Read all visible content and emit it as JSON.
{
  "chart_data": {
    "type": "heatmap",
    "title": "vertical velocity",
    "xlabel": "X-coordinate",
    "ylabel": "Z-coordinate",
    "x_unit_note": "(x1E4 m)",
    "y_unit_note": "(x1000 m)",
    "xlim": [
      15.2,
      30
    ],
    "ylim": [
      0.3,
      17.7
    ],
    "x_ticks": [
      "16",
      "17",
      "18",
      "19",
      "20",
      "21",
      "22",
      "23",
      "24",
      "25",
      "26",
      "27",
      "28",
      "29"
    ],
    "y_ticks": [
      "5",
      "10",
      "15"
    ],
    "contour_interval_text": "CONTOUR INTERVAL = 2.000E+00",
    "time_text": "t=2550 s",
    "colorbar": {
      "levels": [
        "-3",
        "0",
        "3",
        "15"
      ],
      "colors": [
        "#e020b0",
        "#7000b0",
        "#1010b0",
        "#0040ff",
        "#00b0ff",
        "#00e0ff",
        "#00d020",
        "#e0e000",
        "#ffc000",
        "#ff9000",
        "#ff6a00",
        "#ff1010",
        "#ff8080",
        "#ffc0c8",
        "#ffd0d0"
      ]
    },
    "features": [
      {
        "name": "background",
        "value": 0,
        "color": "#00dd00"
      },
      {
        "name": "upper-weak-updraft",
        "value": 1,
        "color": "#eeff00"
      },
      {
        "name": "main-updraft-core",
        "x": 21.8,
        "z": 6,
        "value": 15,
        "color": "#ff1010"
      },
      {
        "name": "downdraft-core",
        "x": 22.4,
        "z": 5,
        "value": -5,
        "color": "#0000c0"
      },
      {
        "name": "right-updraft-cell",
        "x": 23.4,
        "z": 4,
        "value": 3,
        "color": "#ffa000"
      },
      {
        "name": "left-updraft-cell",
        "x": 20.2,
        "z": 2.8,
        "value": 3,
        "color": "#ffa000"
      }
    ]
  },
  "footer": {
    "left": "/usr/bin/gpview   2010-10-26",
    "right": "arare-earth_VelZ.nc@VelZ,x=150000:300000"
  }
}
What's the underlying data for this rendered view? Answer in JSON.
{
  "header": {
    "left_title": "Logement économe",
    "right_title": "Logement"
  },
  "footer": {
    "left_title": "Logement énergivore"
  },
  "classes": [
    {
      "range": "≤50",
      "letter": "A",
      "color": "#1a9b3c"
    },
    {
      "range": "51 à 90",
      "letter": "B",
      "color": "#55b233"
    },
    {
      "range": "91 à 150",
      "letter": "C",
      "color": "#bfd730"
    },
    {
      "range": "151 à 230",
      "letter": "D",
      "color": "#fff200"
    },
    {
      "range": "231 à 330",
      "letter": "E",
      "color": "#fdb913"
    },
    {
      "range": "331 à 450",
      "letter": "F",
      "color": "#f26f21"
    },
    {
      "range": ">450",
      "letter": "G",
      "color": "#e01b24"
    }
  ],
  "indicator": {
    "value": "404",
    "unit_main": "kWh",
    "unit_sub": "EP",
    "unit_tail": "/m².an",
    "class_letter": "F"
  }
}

☆ ☆ ☆ ☆

### Task instructions
Return the lines above, from the one containing "What's the underlying" to the end, exactly as they stand.

### Exercise answer
What's the underlying data for this rendered view? Answer in JSON.
{
  "header": {
    "left_title": "Logement économe",
    "right_title": "Logement"
  },
  "footer": {
    "left_title": "Logement énergivore"
  },
  "classes": [
    {
      "range": "≤50",
      "letter": "A",
      "color": "#1a9b3c"
    },
    {
      "range": "51 à 90",
      "letter": "B",
      "color": "#55b233"
    },
    {
      "range": "91 à 150",
      "letter": "C",
      "color": "#bfd730"
    },
    {
      "range": "151 à 230",
      "letter": "D",
      "color": "#fff200"
    },
    {
      "range": "231 à 330",
      "letter": "E",
      "color": "#fdb913"
    },
    {
      "range": "331 à 450",
      "letter": "F",
      "color": "#f26f21"
    },
    {
      "range": ">450",
      "letter": "G",
      "color": "#e01b24"
    }
  ],
  "indicator": {
    "value": "404",
    "unit_main": "kWh",
    "unit_sub": "EP",
    "unit_tail": "/m².an",
    "class_letter": "F"
  }
}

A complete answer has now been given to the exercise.